Saved entries:
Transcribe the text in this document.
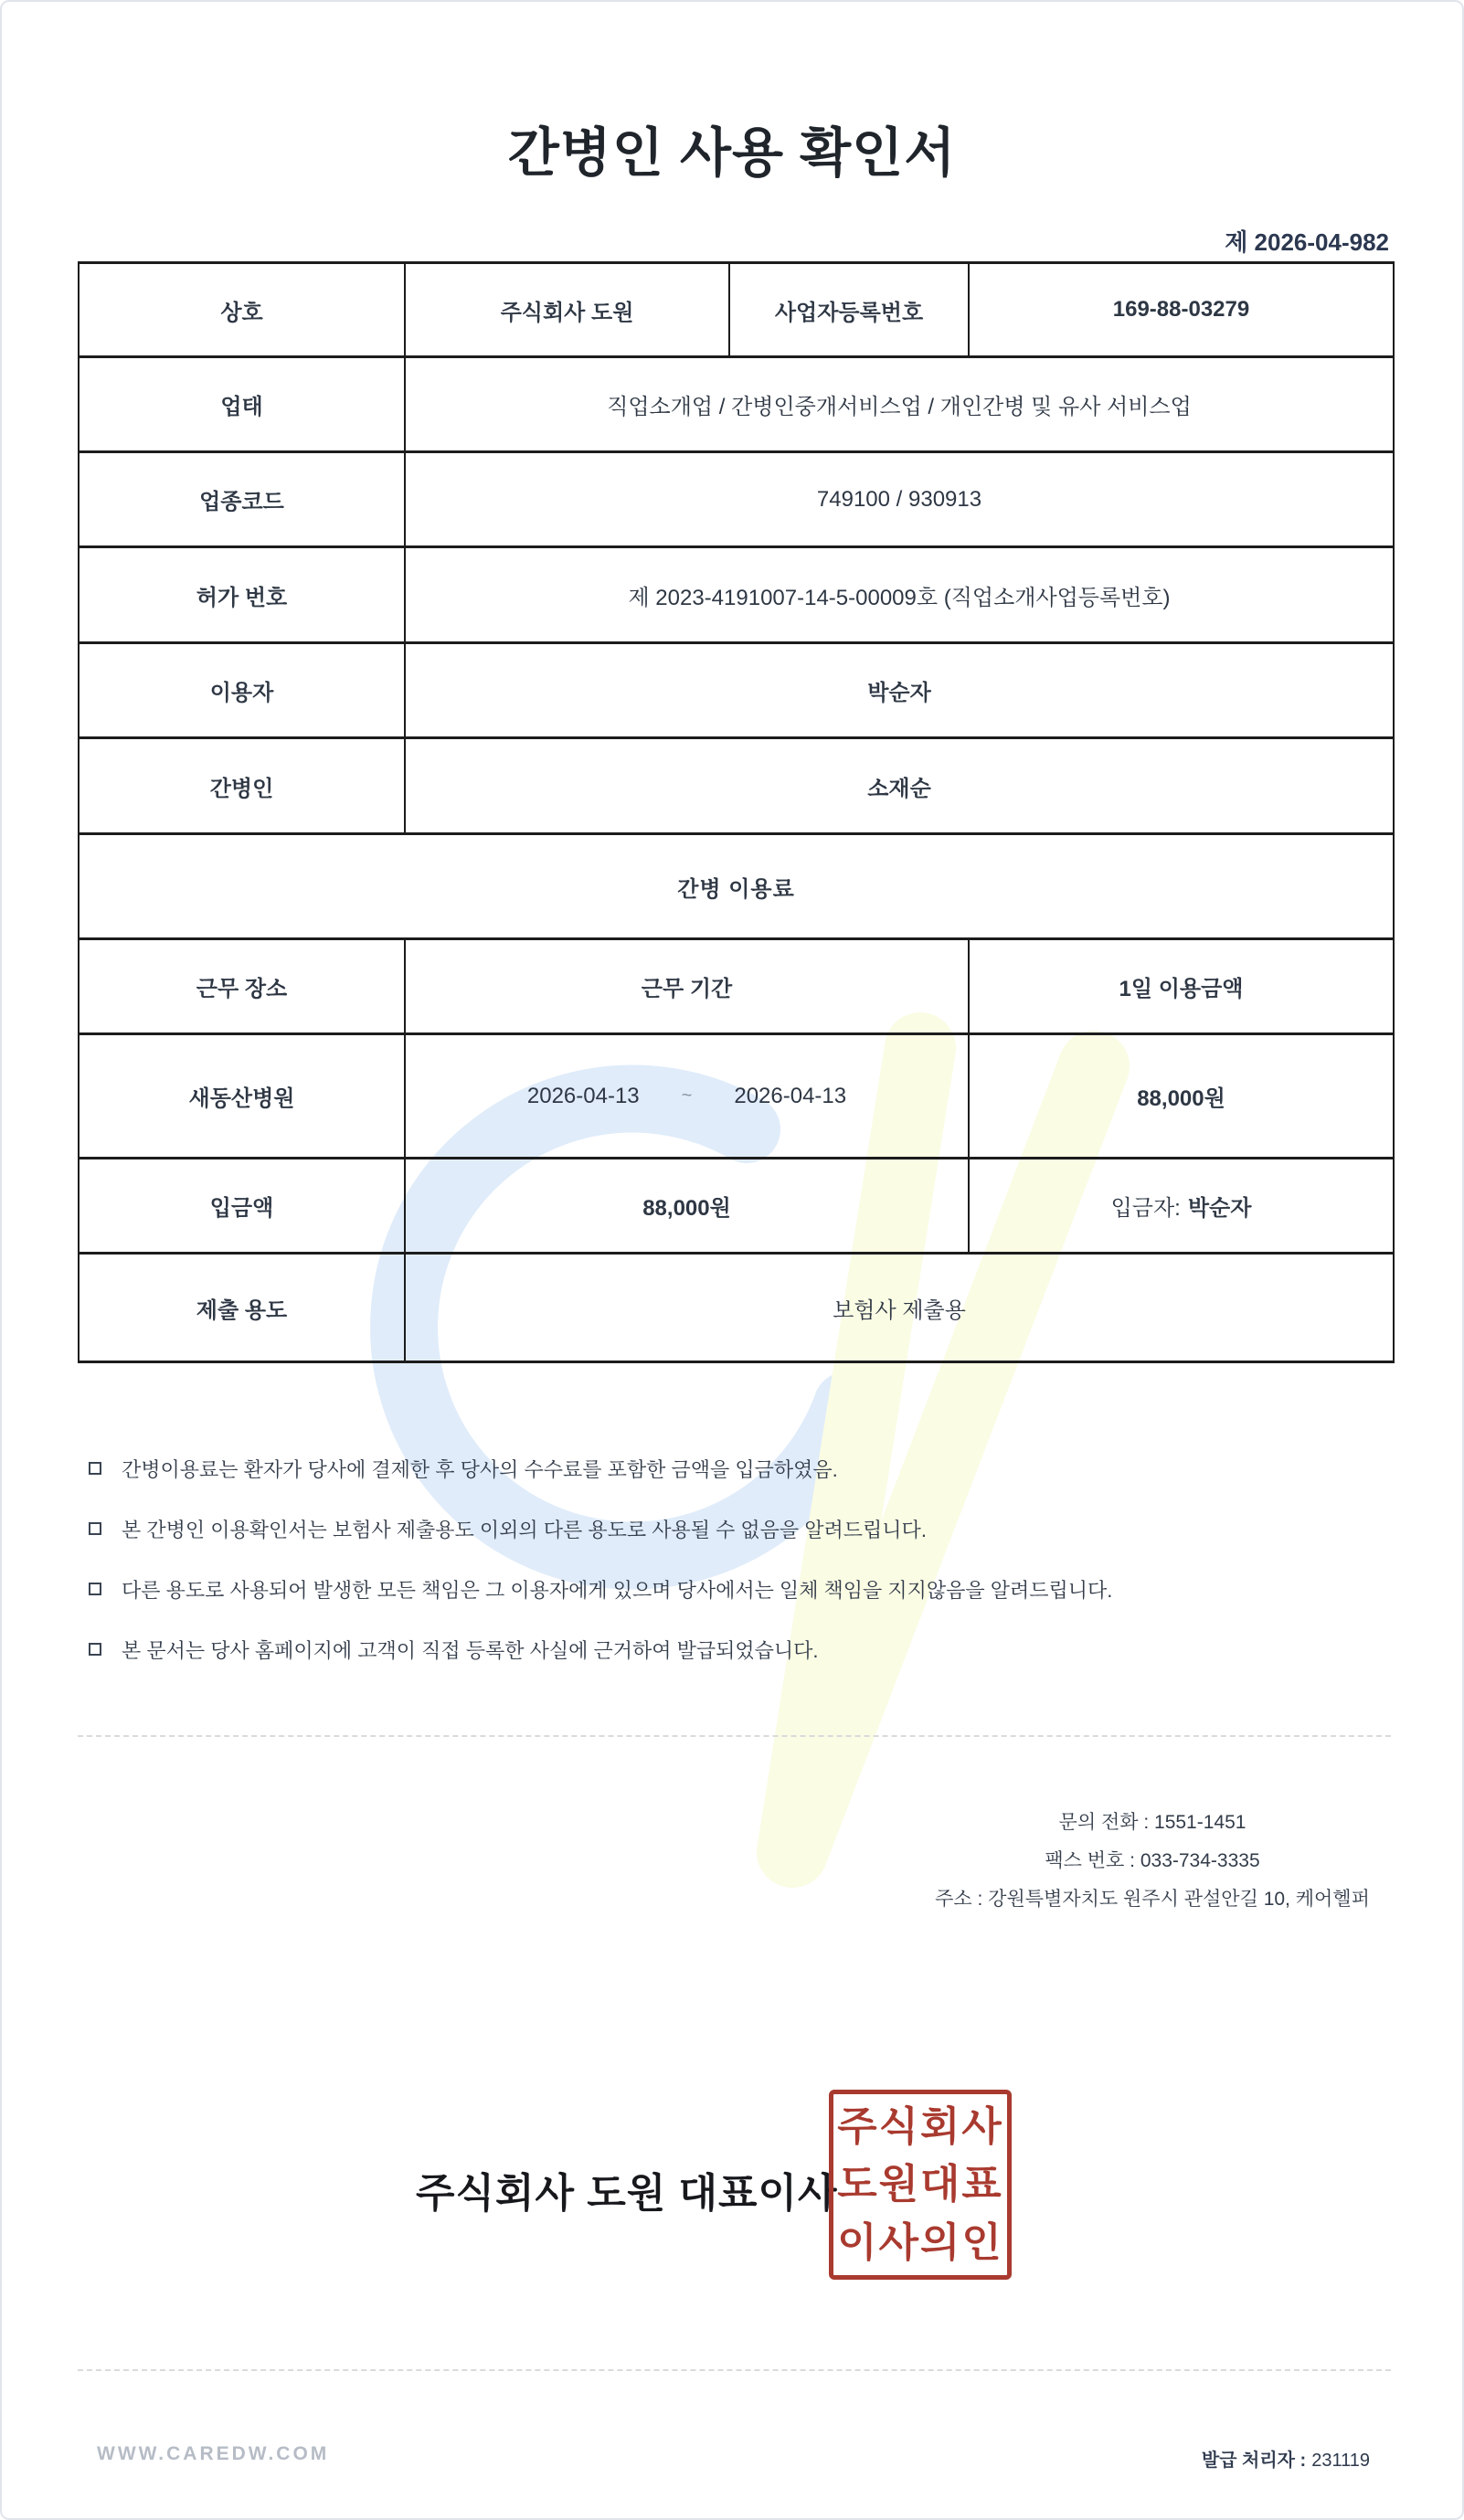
간병인 사용 확인서
제 2026-04-982
상호	주식회사 도원	사업자등록번호	169-88-03279
업태	직업소개업 / 간병인중개서비스업 / 개인간병 및 유사 서비스업		
업종코드	749100 / 930913		
허가 번호	제 2023-4191007-14-5-00009호 (직업소개사업등록번호)		
이용자	박순자		
간병인	소재순		
간병 이용료			
근무 장소	근무 기간		1일 이용금액
새동산병원	2026-04-13 ~ 2026-04-13		88,000원
입금액	88,000원		입금자: 박순자
제출 용도	보험사 제출용		
간병이용료는 환자가 당사에 결제한 후 당사의 수수료를 포함한 금액을 입금하였음.
본 간병인 이용확인서는 보험사 제출용도 이외의 다른 용도로 사용될 수 없음을 알려드립니다.
다른 용도로 사용되어 발생한 모든 책임은 그 이용자에게 있으며 당사에서는 일체 책임을 지지않음을 알려드립니다.
본 문서는 당사 홈페이지에 고객이 직접 등록한 사실에 근거하여 발급되었습니다.
문의 전화 : 1551-1451
팩스 번호 : 033-734-3335
주소 : 강원특별자치도 원주시 관설안길 10, 케어헬퍼
주식회사 도원 대표이사
주식회사
도원대표
이사의인
WWW.CAREDW.COM	발급 처리자 : 231119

**Prompt**
Copy every record character for character. Skip the pictures.

**Finished exercise**
Transcribe the text in this document.
간병인 사용 확인서
제 2026-04-982
상호	주식회사 도원	사업자등록번호	169-88-03279
업태	직업소개업 / 간병인중개서비스업 / 개인간병 및 유사 서비스업		
업종코드	749100 / 930913		
허가 번호	제 2023-4191007-14-5-00009호 (직업소개사업등록번호)		
이용자	박순자		
간병인	소재순		
간병 이용료			
근무 장소	근무 기간		1일 이용금액
새동산병원	2026-04-13 ~ 2026-04-13		88,000원
입금액	88,000원		입금자: 박순자
제출 용도	보험사 제출용		
간병이용료는 환자가 당사에 결제한 후 당사의 수수료를 포함한 금액을 입금하였음.
본 간병인 이용확인서는 보험사 제출용도 이외의 다른 용도로 사용될 수 없음을 알려드립니다.
다른 용도로 사용되어 발생한 모든 책임은 그 이용자에게 있으며 당사에서는 일체 책임을 지지않음을 알려드립니다.
본 문서는 당사 홈페이지에 고객이 직접 등록한 사실에 근거하여 발급되었습니다.
문의 전화 : 1551-1451
팩스 번호 : 033-734-3335
주소 : 강원특별자치도 원주시 관설안길 10, 케어헬퍼
주식회사 도원 대표이사
주식회사
도원대표
이사의인
WWW.CAREDW.COM	발급 처리자 : 231119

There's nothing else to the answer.